__Short task__.
Quote each record exactly, please, leaving none out.
-- START OF Task data --
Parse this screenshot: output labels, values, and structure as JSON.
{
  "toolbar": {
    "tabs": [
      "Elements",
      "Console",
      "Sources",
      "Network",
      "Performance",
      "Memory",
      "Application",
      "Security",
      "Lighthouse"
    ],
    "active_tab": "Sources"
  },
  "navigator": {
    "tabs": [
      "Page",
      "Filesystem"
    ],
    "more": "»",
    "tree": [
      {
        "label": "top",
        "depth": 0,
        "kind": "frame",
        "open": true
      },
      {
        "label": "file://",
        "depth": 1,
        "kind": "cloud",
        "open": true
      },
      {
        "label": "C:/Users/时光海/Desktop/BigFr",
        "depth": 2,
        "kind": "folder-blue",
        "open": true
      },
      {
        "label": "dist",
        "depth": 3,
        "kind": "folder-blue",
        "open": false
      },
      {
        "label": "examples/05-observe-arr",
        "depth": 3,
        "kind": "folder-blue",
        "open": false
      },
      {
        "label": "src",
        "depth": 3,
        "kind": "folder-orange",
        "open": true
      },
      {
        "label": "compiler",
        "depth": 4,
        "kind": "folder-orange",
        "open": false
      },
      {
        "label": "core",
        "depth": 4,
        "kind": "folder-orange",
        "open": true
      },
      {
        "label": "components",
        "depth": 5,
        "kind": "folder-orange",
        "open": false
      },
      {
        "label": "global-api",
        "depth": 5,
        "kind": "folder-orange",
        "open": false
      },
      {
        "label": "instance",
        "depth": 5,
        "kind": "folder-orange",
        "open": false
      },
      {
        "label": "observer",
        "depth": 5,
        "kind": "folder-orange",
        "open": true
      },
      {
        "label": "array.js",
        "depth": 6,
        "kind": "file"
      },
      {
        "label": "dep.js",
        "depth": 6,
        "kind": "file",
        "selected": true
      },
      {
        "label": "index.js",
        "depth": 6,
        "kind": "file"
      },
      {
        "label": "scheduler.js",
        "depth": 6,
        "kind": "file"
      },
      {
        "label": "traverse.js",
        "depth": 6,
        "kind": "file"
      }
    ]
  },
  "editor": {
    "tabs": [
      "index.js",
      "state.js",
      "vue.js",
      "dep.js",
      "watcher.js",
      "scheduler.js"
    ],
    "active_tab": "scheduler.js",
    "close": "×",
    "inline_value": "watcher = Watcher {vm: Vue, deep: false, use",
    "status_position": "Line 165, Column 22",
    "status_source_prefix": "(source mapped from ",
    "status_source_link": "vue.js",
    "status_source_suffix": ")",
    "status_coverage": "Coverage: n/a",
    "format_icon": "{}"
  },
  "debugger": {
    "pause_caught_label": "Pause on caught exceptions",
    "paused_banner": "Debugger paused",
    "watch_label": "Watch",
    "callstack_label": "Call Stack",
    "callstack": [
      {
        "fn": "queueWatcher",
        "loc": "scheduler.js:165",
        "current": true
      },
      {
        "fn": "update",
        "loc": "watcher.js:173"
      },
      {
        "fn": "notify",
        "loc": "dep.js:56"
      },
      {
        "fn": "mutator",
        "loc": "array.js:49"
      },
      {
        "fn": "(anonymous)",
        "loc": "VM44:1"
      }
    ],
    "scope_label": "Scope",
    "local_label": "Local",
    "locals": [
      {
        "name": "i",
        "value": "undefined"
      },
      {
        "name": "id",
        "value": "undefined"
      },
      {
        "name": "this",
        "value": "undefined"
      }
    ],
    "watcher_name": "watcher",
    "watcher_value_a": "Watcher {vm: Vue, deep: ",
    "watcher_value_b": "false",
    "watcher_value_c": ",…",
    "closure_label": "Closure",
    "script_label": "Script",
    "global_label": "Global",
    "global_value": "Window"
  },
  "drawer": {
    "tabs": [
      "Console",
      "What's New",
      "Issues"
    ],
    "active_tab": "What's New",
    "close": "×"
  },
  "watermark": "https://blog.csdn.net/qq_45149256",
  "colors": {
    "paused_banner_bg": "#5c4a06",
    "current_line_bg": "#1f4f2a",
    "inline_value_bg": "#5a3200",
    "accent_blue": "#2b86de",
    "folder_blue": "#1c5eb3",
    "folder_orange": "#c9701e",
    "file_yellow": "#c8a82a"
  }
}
-- END OF Task data --
__Exercise result__.
Parse this screenshot: output labels, values, and structure as JSON.
{
  "toolbar": {
    "tabs": [
      "Elements",
      "Console",
      "Sources",
      "Network",
      "Performance",
      "Memory",
      "Application",
      "Security",
      "Lighthouse"
    ],
    "active_tab": "Sources"
  },
  "navigator": {
    "tabs": [
      "Page",
      "Filesystem"
    ],
    "more": "»",
    "tree": [
      {
        "label": "top",
        "depth": 0,
        "kind": "frame",
        "open": true
      },
      {
        "label": "file://",
        "depth": 1,
        "kind": "cloud",
        "open": true
      },
      {
        "label": "C:/Users/时光海/Desktop/BigFr",
        "depth": 2,
        "kind": "folder-blue",
        "open": true
      },
      {
        "label": "dist",
        "depth": 3,
        "kind": "folder-blue",
        "open": false
      },
      {
        "label": "examples/05-observe-arr",
        "depth": 3,
        "kind": "folder-blue",
        "open": false
      },
      {
        "label": "src",
        "depth": 3,
        "kind": "folder-orange",
        "open": true
      },
      {
        "label": "compiler",
        "depth": 4,
        "kind": "folder-orange",
        "open": false
      },
      {
        "label": "core",
        "depth": 4,
        "kind": "folder-orange",
        "open": true
      },
      {
        "label": "components",
        "depth": 5,
        "kind": "folder-orange",
        "open": false
      },
      {
        "label": "global-api",
        "depth": 5,
        "kind": "folder-orange",
        "open": false
      },
      {
        "label": "instance",
        "depth": 5,
        "kind": "folder-orange",
        "open": false
      },
      {
        "label": "observer",
        "depth": 5,
        "kind": "folder-orange",
        "open": true
      },
      {
        "label": "array.js",
        "depth": 6,
        "kind": "file"
      },
      {
        "label": "dep.js",
        "depth": 6,
        "kind": "file",
        "selected": true
      },
      {
        "label": "index.js",
        "depth": 6,
        "kind": "file"
      },
      {
        "label": "scheduler.js",
        "depth": 6,
        "kind": "file"
      },
      {
        "label": "traverse.js",
        "depth": 6,
        "kind": "file"
      }
    ]
  },
  "editor": {
    "tabs": [
      "index.js",
      "state.js",
      "vue.js",
      "dep.js",
      "watcher.js",
      "scheduler.js"
    ],
    "active_tab": "scheduler.js",
    "close": "×",
    "inline_value": "watcher = Watcher {vm: Vue, deep: false, use",
    "status_position": "Line 165, Column 22",
    "status_source_prefix": "(source mapped from ",
    "status_source_link": "vue.js",
    "status_source_suffix": ")",
    "status_coverage": "Coverage: n/a",
    "format_icon": "{}"
  },
  "debugger": {
    "pause_caught_label": "Pause on caught exceptions",
    "paused_banner": "Debugger paused",
    "watch_label": "Watch",
    "callstack_label": "Call Stack",
    "callstack": [
      {
        "fn": "queueWatcher",
        "loc": "scheduler.js:165",
        "current": true
      },
      {
        "fn": "update",
        "loc": "watcher.js:173"
      },
      {
        "fn": "notify",
        "loc": "dep.js:56"
      },
      {
        "fn": "mutator",
        "loc": "array.js:49"
      },
      {
        "fn": "(anonymous)",
        "loc": "VM44:1"
      }
    ],
    "scope_label": "Scope",
    "local_label": "Local",
    "locals": [
      {
        "name": "i",
        "value": "undefined"
      },
      {
        "name": "id",
        "value": "undefined"
      },
      {
        "name": "this",
        "value": "undefined"
      }
    ],
    "watcher_name": "watcher",
    "watcher_value_a": "Watcher {vm: Vue, deep: ",
    "watcher_value_b": "false",
    "watcher_value_c": ",…",
    "closure_label": "Closure",
    "script_label": "Script",
    "global_label": "Global",
    "global_value": "Window"
  },
  "drawer": {
    "tabs": [
      "Console",
      "What's New",
      "Issues"
    ],
    "active_tab": "What's New",
    "close": "×"
  },
  "watermark": "https://blog.csdn.net/qq_45149256",
  "colors": {
    "paused_banner_bg": "#5c4a06",
    "current_line_bg": "#1f4f2a",
    "inline_value_bg": "#5a3200",
    "accent_blue": "#2b86de",
    "folder_blue": "#1c5eb3",
    "folder_orange": "#c9701e",
    "file_yellow": "#c8a82a"
  }
}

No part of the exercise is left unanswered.